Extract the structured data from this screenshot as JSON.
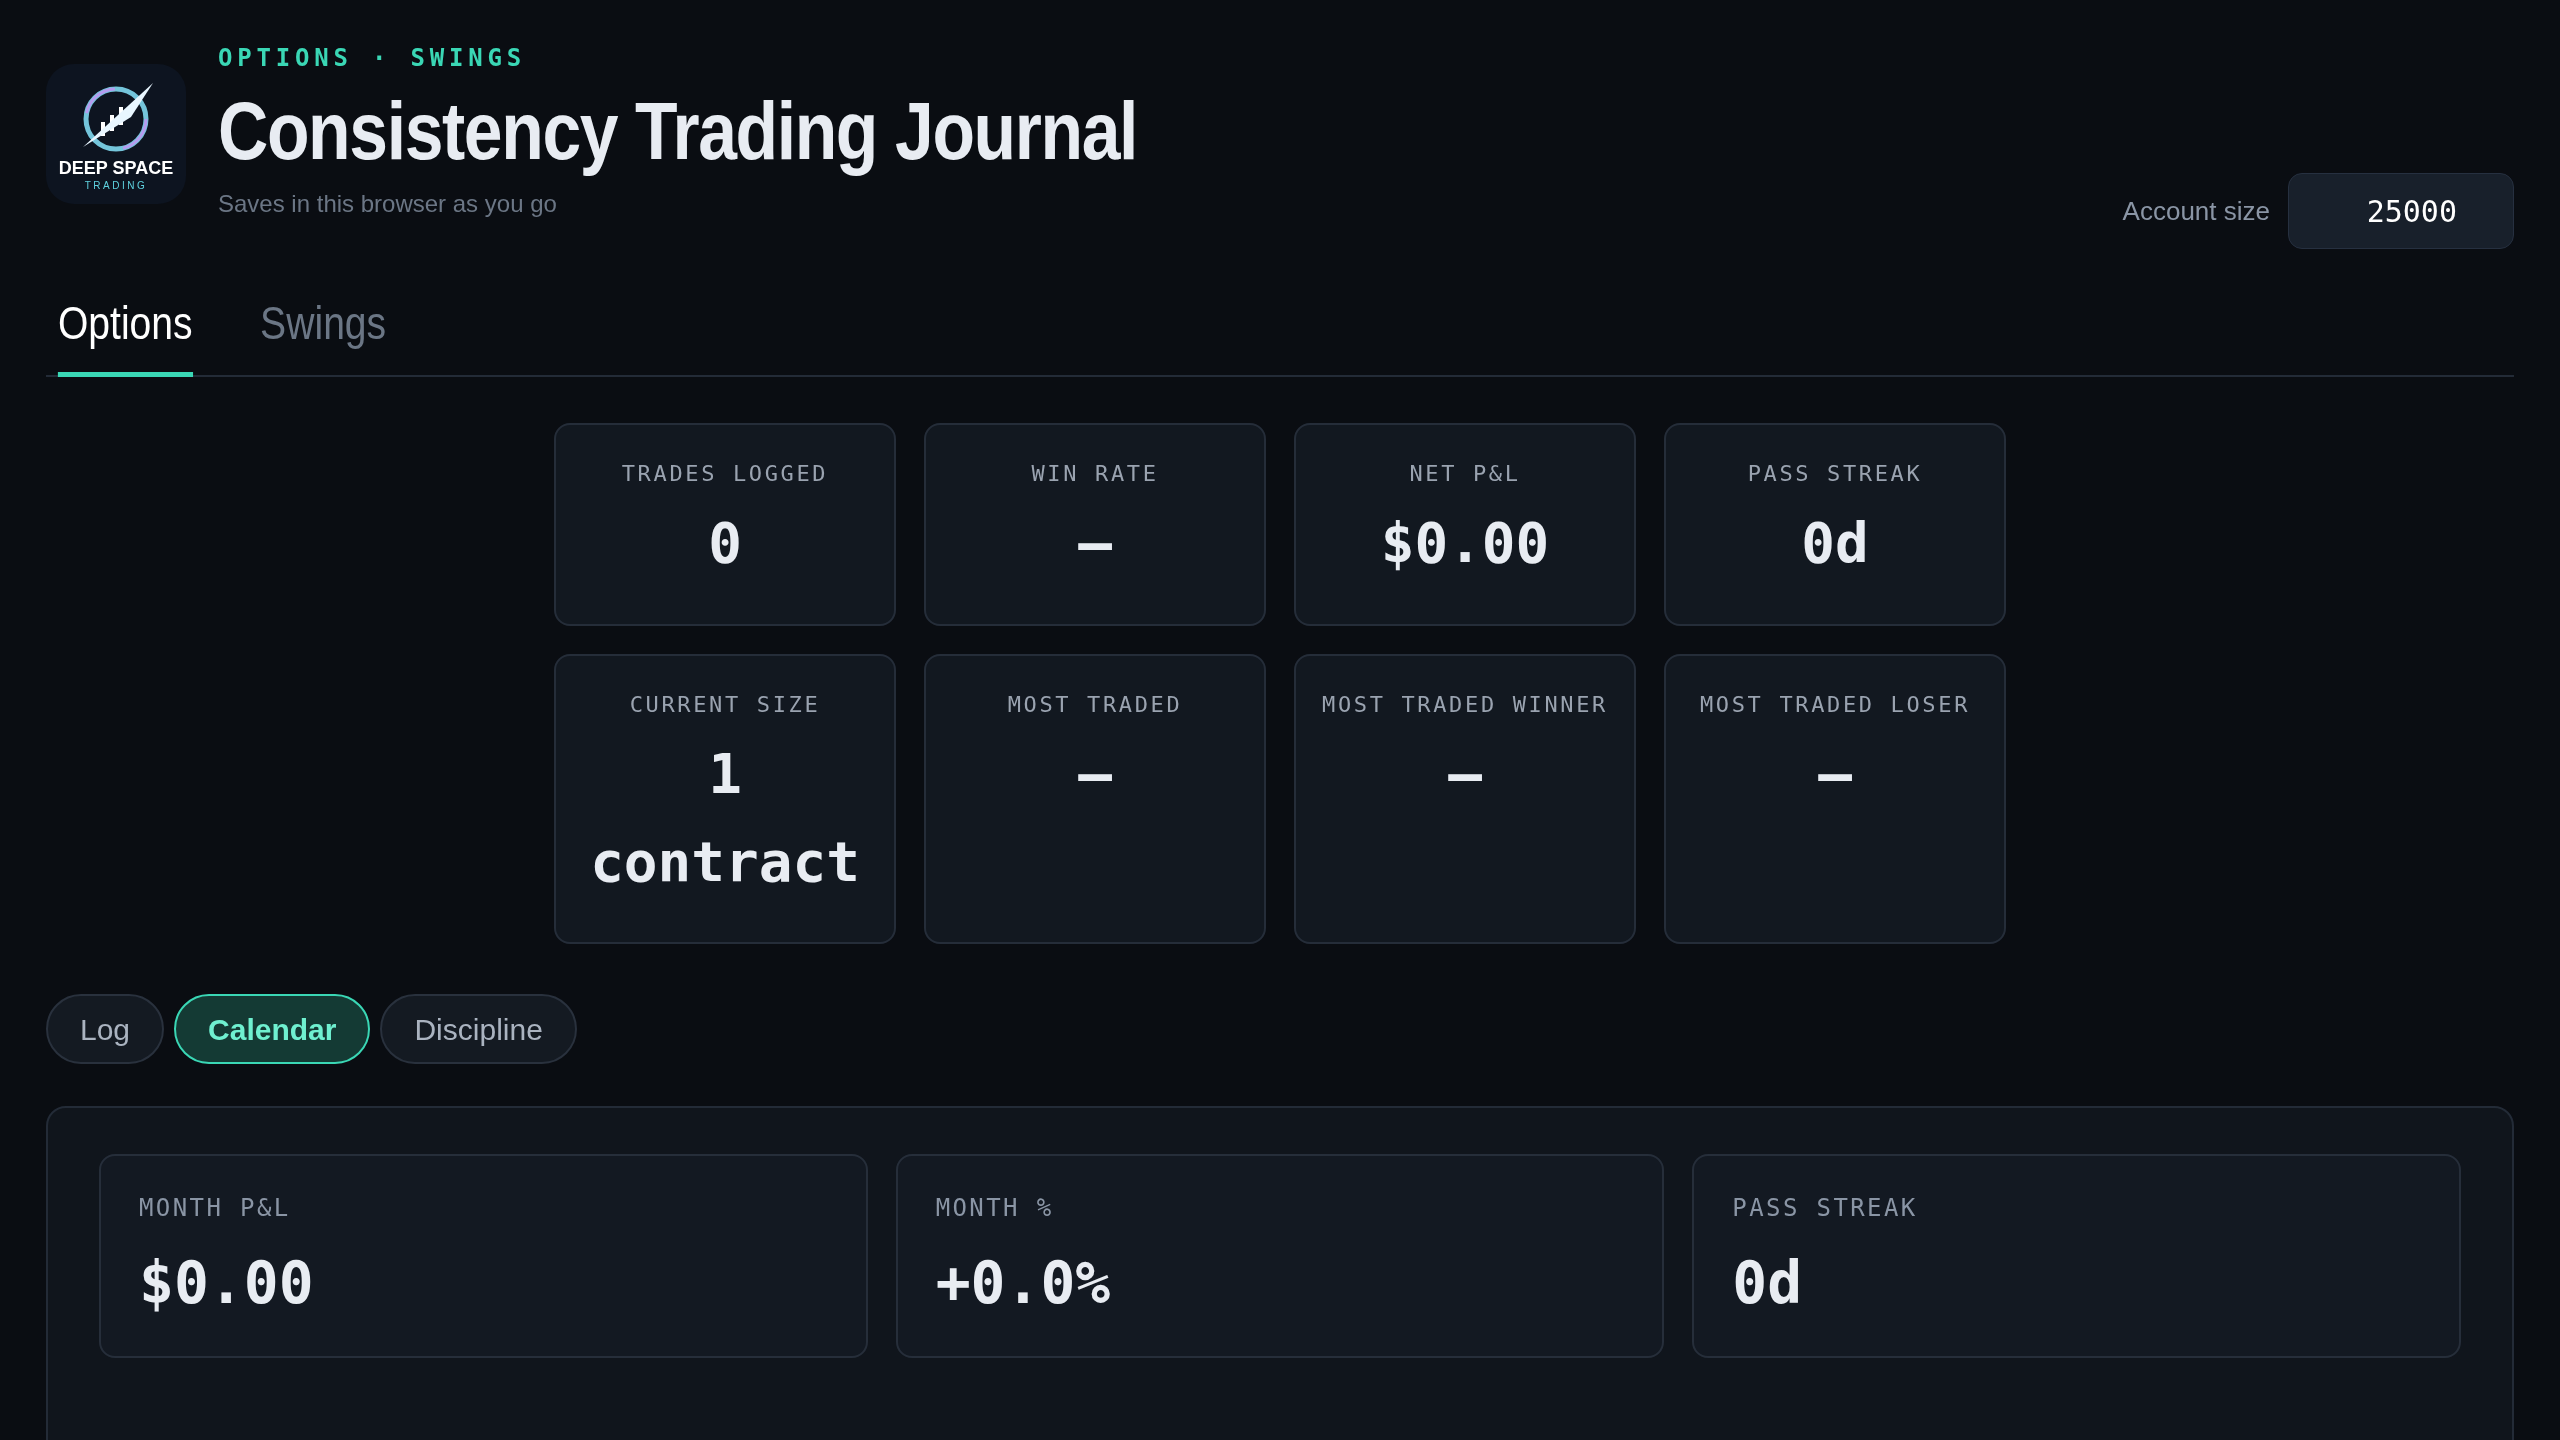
{
  "header": {
    "eyebrow": "OPTIONS · SWINGS",
    "title": "Consistency Trading Journal",
    "subtitle": "Saves in this browser as you go",
    "logo": {
      "line_1": "DEEP SPACE",
      "line_2": "TRADING"
    }
  },
  "account": {
    "label": "Account size",
    "value": "25000"
  },
  "tabs": [
    {
      "label": "Options",
      "selected": true
    },
    {
      "label": "Swings",
      "selected": false
    }
  ],
  "stats": [
    {
      "label": "TRADES LOGGED",
      "value": "0"
    },
    {
      "label": "WIN RATE",
      "value": "—"
    },
    {
      "label": "NET P&L",
      "value": "$0.00"
    },
    {
      "label": "PASS STREAK",
      "value": "0d"
    },
    {
      "label": "CURRENT SIZE",
      "value": "1 contract"
    },
    {
      "label": "MOST TRADED",
      "value": "—"
    },
    {
      "label": "MOST TRADED WINNER",
      "value": "—"
    },
    {
      "label": "MOST TRADED LOSER",
      "value": "—"
    }
  ],
  "views": [
    {
      "label": "Log",
      "selected": false
    },
    {
      "label": "Calendar",
      "selected": true
    },
    {
      "label": "Discipline",
      "selected": false
    }
  ],
  "month_summary": [
    {
      "label": "MONTH P&L",
      "value": "$0.00"
    },
    {
      "label": "MONTH %",
      "value": "+0.0%"
    },
    {
      "label": "PASS STREAK",
      "value": "0d"
    }
  ]
}
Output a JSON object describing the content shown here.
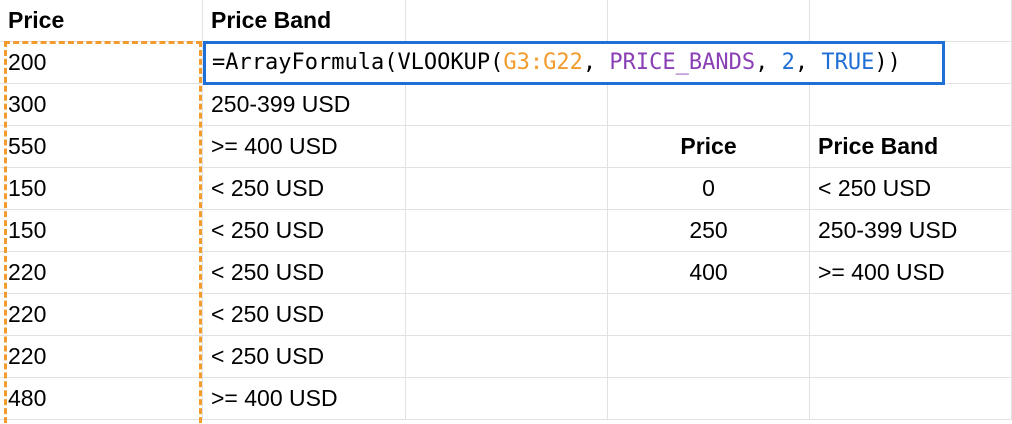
{
  "headers": {
    "price": "Price",
    "price_band": "Price Band"
  },
  "formula": {
    "eq": "=",
    "func1": "ArrayFormula(",
    "func2": "VLOOKUP(",
    "range": "G3:G22",
    "sep1": ", ",
    "named_range": "PRICE_BANDS",
    "sep2": ", ",
    "col_index": "2",
    "sep3": ", ",
    "is_sorted": "TRUE",
    "close": "))",
    "colors": {
      "range": "#f29b2e",
      "named_range": "#8a3fb5",
      "number": "#1f6fd6",
      "selection_border": "#1f6fd6",
      "copy_border": "#f29b2e"
    }
  },
  "rows": [
    {
      "price": "200",
      "band": ""
    },
    {
      "price": "300",
      "band": "250-399 USD"
    },
    {
      "price": "550",
      "band": ">= 400 USD"
    },
    {
      "price": "150",
      "band": "< 250 USD"
    },
    {
      "price": "150",
      "band": "< 250 USD"
    },
    {
      "price": "220",
      "band": "< 250 USD"
    },
    {
      "price": "220",
      "band": "< 250 USD"
    },
    {
      "price": "220",
      "band": "< 250 USD"
    },
    {
      "price": "480",
      "band": ">= 400 USD"
    }
  ],
  "lookup_table": {
    "header_price": "Price",
    "header_band": "Price Band",
    "rows": [
      {
        "price": "0",
        "band": "< 250 USD"
      },
      {
        "price": "250",
        "band": "250-399 USD"
      },
      {
        "price": "400",
        "band": ">= 400 USD"
      }
    ]
  }
}
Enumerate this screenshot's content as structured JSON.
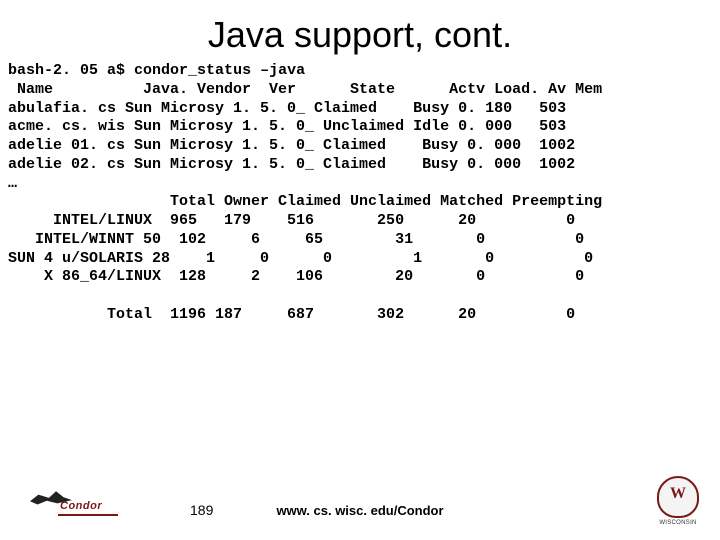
{
  "title": "Java support, cont.",
  "terminal": {
    "prompt": "bash-2. 05 a$",
    "command": "condor_status –java",
    "header": " Name          Java. Vendor  Ver      State      Actv Load. Av Mem",
    "rows": [
      "abulafia. cs Sun Microsy 1. 5. 0_ Claimed    Busy 0. 180   503",
      "acme. cs. wis Sun Microsy 1. 5. 0_ Unclaimed Idle 0. 000   503",
      "adelie 01. cs Sun Microsy 1. 5. 0_ Claimed    Busy 0. 000  1002",
      "adelie 02. cs Sun Microsy 1. 5. 0_ Claimed    Busy 0. 000  1002"
    ],
    "ellipsis": "…",
    "summary_header": "                  Total Owner Claimed Unclaimed Matched Preempting",
    "summary_rows": [
      "     INTEL/LINUX  965   179    516       250      20          0",
      "   INTEL/WINNT 50  102     6     65        31       0          0",
      "SUN 4 u/SOLARIS 28    1     0      0         1       0          0",
      "    X 86_64/LINUX  128     2    106        20       0          0"
    ],
    "total_row": "           Total  1196 187     687       302      20          0"
  },
  "footer": {
    "condor_label": "Condor",
    "page_number": "189",
    "url": "www. cs. wisc. edu/Condor",
    "wisc_letter": "W",
    "wisc_label": "WISCONSIN"
  }
}
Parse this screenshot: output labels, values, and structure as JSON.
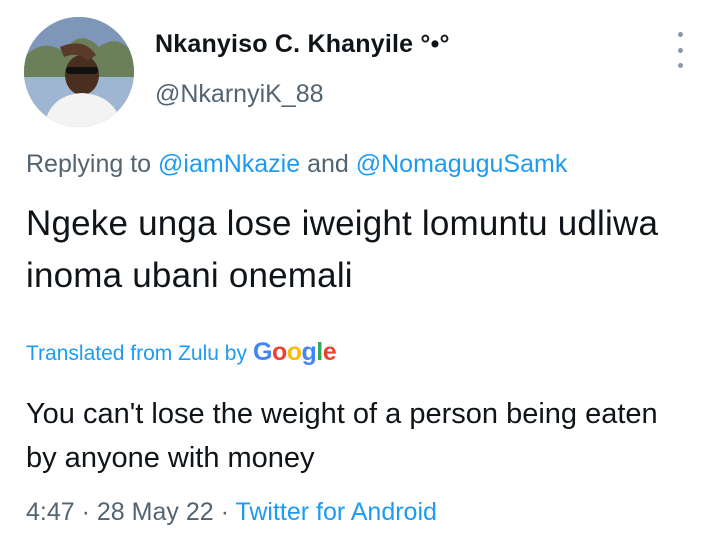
{
  "author": {
    "display_name": "Nkanyiso C. Khanyile °•°",
    "handle": "@NkarnyiK_88"
  },
  "reply": {
    "prefix": "Replying to",
    "mention1": "@iamNkazie",
    "conjunction": "and",
    "mention2": "@NomaguguSamk"
  },
  "tweet": {
    "text": "Ngeke unga lose iweight lomuntu udliwa inoma ubani onemali"
  },
  "translation": {
    "label": "Translated from Zulu by",
    "provider": "Google",
    "text": "You can't lose the weight of a person being eaten by anyone with money"
  },
  "meta": {
    "time": "4:47",
    "separator1": "·",
    "date": "28 May 22",
    "separator2": "·",
    "source": "Twitter for Android"
  },
  "colors": {
    "accent": "#1d9bf0",
    "secondary_text": "#536471",
    "primary_text": "#0f1419"
  },
  "icons": {
    "more": "more-vertical-icon",
    "avatar": "profile-photo"
  }
}
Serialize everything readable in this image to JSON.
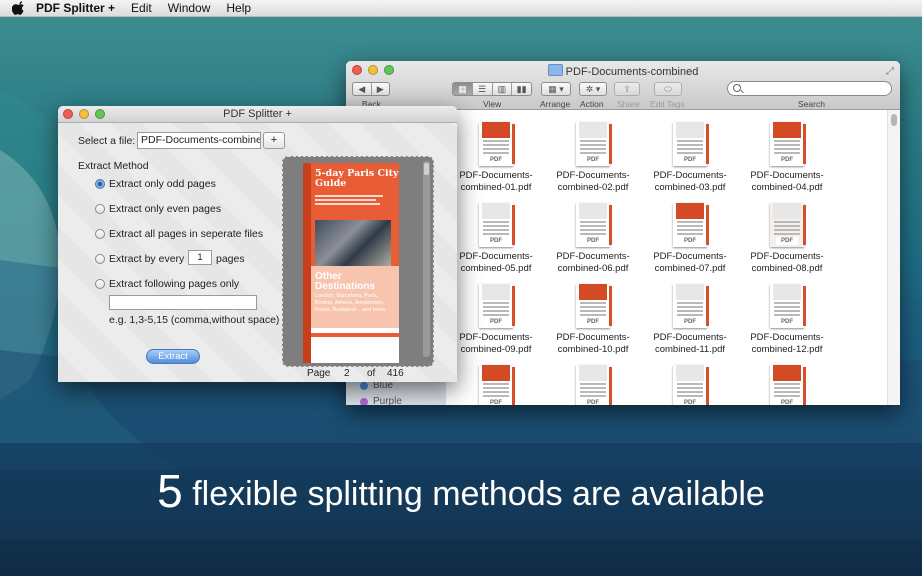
{
  "menubar": {
    "app_name": "PDF Splitter +",
    "items": [
      "Edit",
      "Window",
      "Help"
    ]
  },
  "finder": {
    "title": "PDF-Documents-combined",
    "toolbar": {
      "back_label": "Back",
      "view_label": "View",
      "arrange_label": "Arrange",
      "action_label": "Action",
      "share_label": "Share",
      "edit_tags_label": "Edit Tags",
      "search_label": "Search",
      "search_value": ""
    },
    "sidebar_tags": [
      {
        "label": "Blue",
        "color": "#4a8fe0"
      },
      {
        "label": "Purple",
        "color": "#b06ad2"
      }
    ],
    "files": [
      {
        "line1": "PDF-Documents-",
        "line2": "combined-01.pdf"
      },
      {
        "line1": "PDF-Documents-",
        "line2": "combined-02.pdf"
      },
      {
        "line1": "PDF-Documents-",
        "line2": "combined-03.pdf"
      },
      {
        "line1": "PDF-Documents-",
        "line2": "combined-04.pdf"
      },
      {
        "line1": "PDF-Documents-",
        "line2": "combined-05.pdf"
      },
      {
        "line1": "PDF-Documents-",
        "line2": "combined-06.pdf"
      },
      {
        "line1": "PDF-Documents-",
        "line2": "combined-07.pdf"
      },
      {
        "line1": "PDF-Documents-",
        "line2": "combined-08.pdf"
      },
      {
        "line1": "PDF-Documents-",
        "line2": "combined-09.pdf"
      },
      {
        "line1": "PDF-Documents-",
        "line2": "combined-10.pdf"
      },
      {
        "line1": "PDF-Documents-",
        "line2": "combined-11.pdf"
      },
      {
        "line1": "PDF-Documents-",
        "line2": "combined-12.pdf"
      },
      {
        "line1": "",
        "line2": ""
      },
      {
        "line1": "",
        "line2": ""
      },
      {
        "line1": "",
        "line2": ""
      },
      {
        "line1": "",
        "line2": ""
      }
    ],
    "pdf_badge": "PDF"
  },
  "splitter": {
    "title": "PDF Splitter +",
    "select_file_label": "Select a file:",
    "file_value": "PDF-Documents-combined",
    "add_button": "+",
    "extract_method_label": "Extract Method",
    "options": {
      "odd": "Extract only odd pages",
      "even": "Extract only even pages",
      "all": "Extract all pages in seperate files",
      "every_prefix": "Extract by every",
      "every_value": "1",
      "every_suffix": "pages",
      "following": "Extract following pages only",
      "following_value": "",
      "hint": "e.g. 1,3-5,15 (comma,without space)"
    },
    "selected_option": "odd",
    "extract_button": "Extract",
    "preview": {
      "heading": "5-day Paris City Guide",
      "subheading": "Other Destinations",
      "cities": "London, Barcelona, Paris, Boston, Athens, Amsterdam, Rome, Budapest ...and more"
    },
    "pager": {
      "page_label": "Page",
      "current": "2",
      "of_label": "of",
      "total": "416"
    }
  },
  "banner": {
    "number": "5",
    "text": "flexible splitting methods are available"
  }
}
..............................
• STATED TASK:
Check each line of the records for "from" and copy the ones that contain it.

• ANSWER TO THIS EXERCISE:
Extract the structured data from this screenshot as JSON.
    "label": "Translated from Zulu by",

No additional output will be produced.